» **What to produce**
Restate the entries below word for word, omitting nothing.

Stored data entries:
↓

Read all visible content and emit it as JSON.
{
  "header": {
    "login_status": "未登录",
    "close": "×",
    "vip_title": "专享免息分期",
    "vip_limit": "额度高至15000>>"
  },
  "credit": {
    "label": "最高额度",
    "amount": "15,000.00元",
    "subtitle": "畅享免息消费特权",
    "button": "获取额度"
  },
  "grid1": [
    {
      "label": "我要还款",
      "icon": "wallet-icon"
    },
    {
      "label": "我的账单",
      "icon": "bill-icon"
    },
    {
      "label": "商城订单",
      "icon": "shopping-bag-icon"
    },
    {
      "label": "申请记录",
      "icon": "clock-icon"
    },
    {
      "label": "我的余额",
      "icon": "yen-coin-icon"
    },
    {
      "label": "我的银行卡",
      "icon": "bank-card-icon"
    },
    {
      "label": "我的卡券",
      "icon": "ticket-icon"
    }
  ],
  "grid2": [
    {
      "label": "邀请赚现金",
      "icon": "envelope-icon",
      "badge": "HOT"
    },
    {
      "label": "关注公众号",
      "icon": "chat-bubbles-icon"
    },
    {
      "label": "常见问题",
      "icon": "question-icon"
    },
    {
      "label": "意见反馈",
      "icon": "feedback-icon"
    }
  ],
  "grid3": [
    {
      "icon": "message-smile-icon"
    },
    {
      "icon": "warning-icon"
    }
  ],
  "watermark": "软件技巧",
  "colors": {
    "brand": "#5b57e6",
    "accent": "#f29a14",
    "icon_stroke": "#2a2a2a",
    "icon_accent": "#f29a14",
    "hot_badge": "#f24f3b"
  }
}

↑

» **Correct answer**
Read all visible content and emit it as JSON.
{
  "header": {
    "login_status": "未登录",
    "close": "×",
    "vip_title": "专享免息分期",
    "vip_limit": "额度高至15000>>"
  },
  "credit": {
    "label": "最高额度",
    "amount": "15,000.00元",
    "subtitle": "畅享免息消费特权",
    "button": "获取额度"
  },
  "grid1": [
    {
      "label": "我要还款",
      "icon": "wallet-icon"
    },
    {
      "label": "我的账单",
      "icon": "bill-icon"
    },
    {
      "label": "商城订单",
      "icon": "shopping-bag-icon"
    },
    {
      "label": "申请记录",
      "icon": "clock-icon"
    },
    {
      "label": "我的余额",
      "icon": "yen-coin-icon"
    },
    {
      "label": "我的银行卡",
      "icon": "bank-card-icon"
    },
    {
      "label": "我的卡券",
      "icon": "ticket-icon"
    }
  ],
  "grid2": [
    {
      "label": "邀请赚现金",
      "icon": "envelope-icon",
      "badge": "HOT"
    },
    {
      "label": "关注公众号",
      "icon": "chat-bubbles-icon"
    },
    {
      "label": "常见问题",
      "icon": "question-icon"
    },
    {
      "label": "意见反馈",
      "icon": "feedback-icon"
    }
  ],
  "grid3": [
    {
      "icon": "message-smile-icon"
    },
    {
      "icon": "warning-icon"
    }
  ],
  "watermark": "软件技巧",
  "colors": {
    "brand": "#5b57e6",
    "accent": "#f29a14",
    "icon_stroke": "#2a2a2a",
    "icon_accent": "#f29a14",
    "hot_badge": "#f24f3b"
  }
}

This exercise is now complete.